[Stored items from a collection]
__________
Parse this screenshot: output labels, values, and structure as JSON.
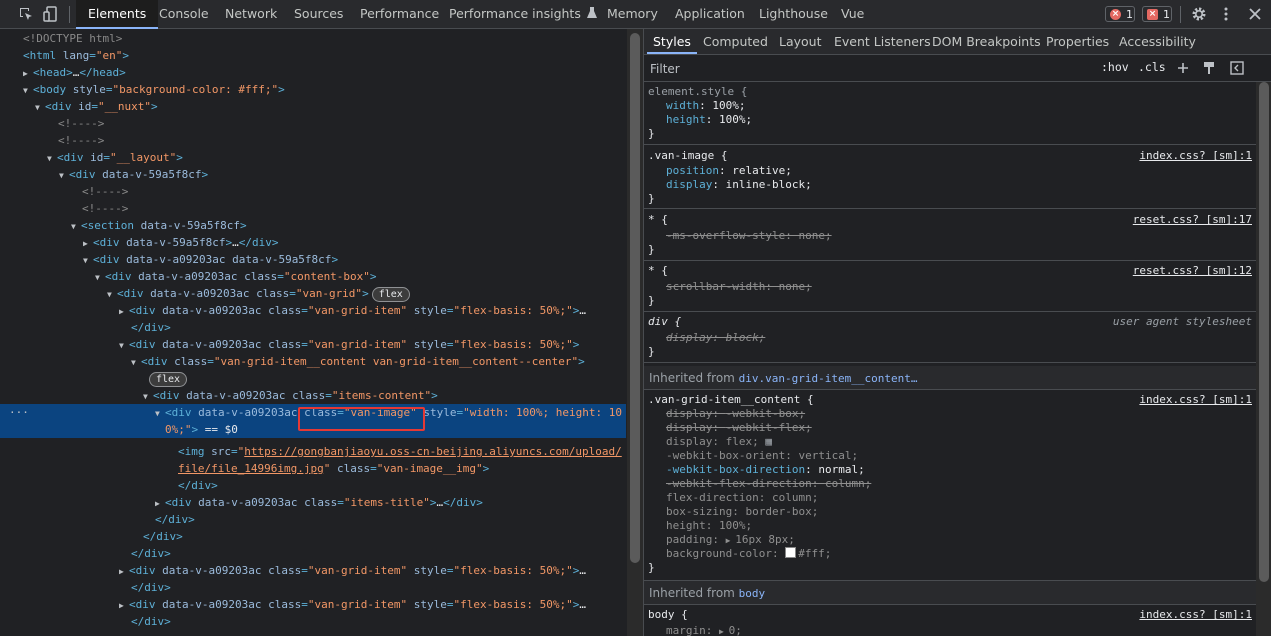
{
  "toolbar": {
    "tabs": [
      "Elements",
      "Console",
      "Network",
      "Sources",
      "Performance",
      "Performance insights",
      "Memory",
      "Application",
      "Lighthouse",
      "Vue"
    ],
    "errors_count": "1",
    "issues_count": "1"
  },
  "tree": {
    "lines": [
      {
        "t": "<!DOCTYPE html>"
      },
      {
        "t": "<html lang=\"en\">"
      },
      {
        "t": "<head>…</head>"
      },
      {
        "t": "<body style=\"background-color: #fff;\">"
      },
      {
        "t": "<div id=\"__nuxt\">"
      },
      {
        "t": "<!---->"
      },
      {
        "t": "<!---->"
      },
      {
        "t": "<div id=\"__layout\">"
      },
      {
        "t": "<div data-v-59a5f8cf>"
      },
      {
        "t": "<!---->"
      },
      {
        "t": "<!---->"
      },
      {
        "t": "<section data-v-59a5f8cf>"
      },
      {
        "t": "<div data-v-59a5f8cf>…</div>"
      },
      {
        "t": "<div data-v-a09203ac data-v-59a5f8cf>"
      },
      {
        "t": "<div data-v-a09203ac class=\"content-box\">"
      },
      {
        "t": "<div data-v-a09203ac class=\"van-grid\">"
      },
      {
        "t": "<div data-v-a09203ac class=\"van-grid-item\" style=\"flex-basis: 50%;\">…"
      },
      {
        "t": "</div>"
      },
      {
        "t": "<div data-v-a09203ac class=\"van-grid-item\" style=\"flex-basis: 50%;\">"
      },
      {
        "t": "<div class=\"van-grid-item__content van-grid-item__content--center\">"
      },
      {
        "t": ""
      },
      {
        "t": "<div data-v-a09203ac class=\"items-content\">"
      },
      {
        "t": "<div data-v-a09203ac class=\"van-image\" style=\"width: 100%; height: 10"
      },
      {
        "t": "0%;\"> == $0"
      },
      {
        "t": "<img src=\"https://gongbanjiaoyu.oss-cn-beijing.aliyuncs.com/upload/"
      },
      {
        "t": "file/file_14996img.jpg\" class=\"van-image__img\">"
      },
      {
        "t": "</div>"
      },
      {
        "t": "<div data-v-a09203ac class=\"items-title\">…</div>"
      },
      {
        "t": "</div>"
      },
      {
        "t": "</div>"
      },
      {
        "t": "</div>"
      },
      {
        "t": "<div data-v-a09203ac class=\"van-grid-item\" style=\"flex-basis: 50%;\">…"
      },
      {
        "t": "</div>"
      },
      {
        "t": "<div data-v-a09203ac class=\"van-grid-item\" style=\"flex-basis: 50%;\">…"
      },
      {
        "t": "</div>"
      }
    ],
    "flex_badge": "flex",
    "ellipsis": "…",
    "img_url_1": "https://gongbanjiaoyu.oss-cn-beijing.aliyuncs.com/upload/",
    "img_url_2": "file/file_14996img.jpg"
  },
  "styles_tabs": [
    "Styles",
    "Computed",
    "Layout",
    "Event Listeners",
    "DOM Breakpoints",
    "Properties",
    "Accessibility"
  ],
  "filter": {
    "placeholder": "Filter",
    "hov": ":hov",
    "cls": ".cls"
  },
  "rules": {
    "element_style": {
      "selector": "element.style {",
      "width": "100%;",
      "height": "100%;"
    },
    "van_image": {
      "selector": ".van-image {",
      "source": "index.css? [sm]:1",
      "position": "relative;",
      "display": "inline-block;"
    },
    "reset1": {
      "selector": "* {",
      "source": "reset.css? [sm]:17",
      "prop": "-ms-overflow-style: none;"
    },
    "reset2": {
      "selector": "* {",
      "source": "reset.css? [sm]:12",
      "prop": "scrollbar-width: none;"
    },
    "div_ua": {
      "selector": "div {",
      "source": "user agent stylesheet",
      "prop": "display: block;"
    },
    "inherited1": {
      "label": "Inherited from ",
      "link": "div.van-grid-item__content…"
    },
    "grid_content": {
      "selector": ".van-grid-item__content {",
      "source": "index.css? [sm]:1",
      "props": [
        {
          "n": "display",
          "v": "-webkit-box;",
          "state": "strike"
        },
        {
          "n": "display",
          "v": "-webkit-flex;",
          "state": "strike"
        },
        {
          "n": "display",
          "v": "flex;",
          "state": "dim"
        },
        {
          "n": "-webkit-box-orient",
          "v": "vertical;",
          "state": "dim"
        },
        {
          "n": "-webkit-box-direction",
          "v": "normal;",
          "state": "on"
        },
        {
          "n": "-webkit-flex-direction",
          "v": "column;",
          "state": "strike"
        },
        {
          "n": "flex-direction",
          "v": "column;",
          "state": "dim"
        },
        {
          "n": "box-sizing",
          "v": "border-box;",
          "state": "dim"
        },
        {
          "n": "height",
          "v": "100%;",
          "state": "dim"
        },
        {
          "n": "padding",
          "v": "16px 8px;",
          "state": "dim"
        },
        {
          "n": "background-color",
          "v": "#fff;",
          "state": "dim"
        }
      ]
    },
    "inherited2": {
      "label": "Inherited from ",
      "link": "body"
    },
    "body_rule": {
      "selector": "body {",
      "source": "index.css? [sm]:1",
      "prop_n": "margin",
      "prop_v": "0;"
    }
  },
  "colors": {
    "accent": "#8ab4f8",
    "selection": "#0b4480",
    "error": "#e46962"
  }
}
__________
◆ Objective:
Every record is to be reproduced exactly, with no pictures included.

◆ Full answer:
Parse this screenshot: output labels, values, and structure as JSON.
{
  "toolbar": {
    "tabs": [
      "Elements",
      "Console",
      "Network",
      "Sources",
      "Performance",
      "Performance insights",
      "Memory",
      "Application",
      "Lighthouse",
      "Vue"
    ],
    "errors_count": "1",
    "issues_count": "1"
  },
  "tree": {
    "lines": [
      {
        "t": "<!DOCTYPE html>"
      },
      {
        "t": "<html lang=\"en\">"
      },
      {
        "t": "<head>…</head>"
      },
      {
        "t": "<body style=\"background-color: #fff;\">"
      },
      {
        "t": "<div id=\"__nuxt\">"
      },
      {
        "t": "<!---->"
      },
      {
        "t": "<!---->"
      },
      {
        "t": "<div id=\"__layout\">"
      },
      {
        "t": "<div data-v-59a5f8cf>"
      },
      {
        "t": "<!---->"
      },
      {
        "t": "<!---->"
      },
      {
        "t": "<section data-v-59a5f8cf>"
      },
      {
        "t": "<div data-v-59a5f8cf>…</div>"
      },
      {
        "t": "<div data-v-a09203ac data-v-59a5f8cf>"
      },
      {
        "t": "<div data-v-a09203ac class=\"content-box\">"
      },
      {
        "t": "<div data-v-a09203ac class=\"van-grid\">"
      },
      {
        "t": "<div data-v-a09203ac class=\"van-grid-item\" style=\"flex-basis: 50%;\">…"
      },
      {
        "t": "</div>"
      },
      {
        "t": "<div data-v-a09203ac class=\"van-grid-item\" style=\"flex-basis: 50%;\">"
      },
      {
        "t": "<div class=\"van-grid-item__content van-grid-item__content--center\">"
      },
      {
        "t": ""
      },
      {
        "t": "<div data-v-a09203ac class=\"items-content\">"
      },
      {
        "t": "<div data-v-a09203ac class=\"van-image\" style=\"width: 100%; height: 10"
      },
      {
        "t": "0%;\"> == $0"
      },
      {
        "t": "<img src=\"https://gongbanjiaoyu.oss-cn-beijing.aliyuncs.com/upload/"
      },
      {
        "t": "file/file_14996img.jpg\" class=\"van-image__img\">"
      },
      {
        "t": "</div>"
      },
      {
        "t": "<div data-v-a09203ac class=\"items-title\">…</div>"
      },
      {
        "t": "</div>"
      },
      {
        "t": "</div>"
      },
      {
        "t": "</div>"
      },
      {
        "t": "<div data-v-a09203ac class=\"van-grid-item\" style=\"flex-basis: 50%;\">…"
      },
      {
        "t": "</div>"
      },
      {
        "t": "<div data-v-a09203ac class=\"van-grid-item\" style=\"flex-basis: 50%;\">…"
      },
      {
        "t": "</div>"
      }
    ],
    "flex_badge": "flex",
    "ellipsis": "…",
    "img_url_1": "https://gongbanjiaoyu.oss-cn-beijing.aliyuncs.com/upload/",
    "img_url_2": "file/file_14996img.jpg"
  },
  "styles_tabs": [
    "Styles",
    "Computed",
    "Layout",
    "Event Listeners",
    "DOM Breakpoints",
    "Properties",
    "Accessibility"
  ],
  "filter": {
    "placeholder": "Filter",
    "hov": ":hov",
    "cls": ".cls"
  },
  "rules": {
    "element_style": {
      "selector": "element.style {",
      "width": "100%;",
      "height": "100%;"
    },
    "van_image": {
      "selector": ".van-image {",
      "source": "index.css? [sm]:1",
      "position": "relative;",
      "display": "inline-block;"
    },
    "reset1": {
      "selector": "* {",
      "source": "reset.css? [sm]:17",
      "prop": "-ms-overflow-style: none;"
    },
    "reset2": {
      "selector": "* {",
      "source": "reset.css? [sm]:12",
      "prop": "scrollbar-width: none;"
    },
    "div_ua": {
      "selector": "div {",
      "source": "user agent stylesheet",
      "prop": "display: block;"
    },
    "inherited1": {
      "label": "Inherited from ",
      "link": "div.van-grid-item__content…"
    },
    "grid_content": {
      "selector": ".van-grid-item__content {",
      "source": "index.css? [sm]:1",
      "props": [
        {
          "n": "display",
          "v": "-webkit-box;",
          "state": "strike"
        },
        {
          "n": "display",
          "v": "-webkit-flex;",
          "state": "strike"
        },
        {
          "n": "display",
          "v": "flex;",
          "state": "dim"
        },
        {
          "n": "-webkit-box-orient",
          "v": "vertical;",
          "state": "dim"
        },
        {
          "n": "-webkit-box-direction",
          "v": "normal;",
          "state": "on"
        },
        {
          "n": "-webkit-flex-direction",
          "v": "column;",
          "state": "strike"
        },
        {
          "n": "flex-direction",
          "v": "column;",
          "state": "dim"
        },
        {
          "n": "box-sizing",
          "v": "border-box;",
          "state": "dim"
        },
        {
          "n": "height",
          "v": "100%;",
          "state": "dim"
        },
        {
          "n": "padding",
          "v": "16px 8px;",
          "state": "dim"
        },
        {
          "n": "background-color",
          "v": "#fff;",
          "state": "dim"
        }
      ]
    },
    "inherited2": {
      "label": "Inherited from ",
      "link": "body"
    },
    "body_rule": {
      "selector": "body {",
      "source": "index.css? [sm]:1",
      "prop_n": "margin",
      "prop_v": "0;"
    }
  },
  "colors": {
    "accent": "#8ab4f8",
    "selection": "#0b4480",
    "error": "#e46962"
  }
}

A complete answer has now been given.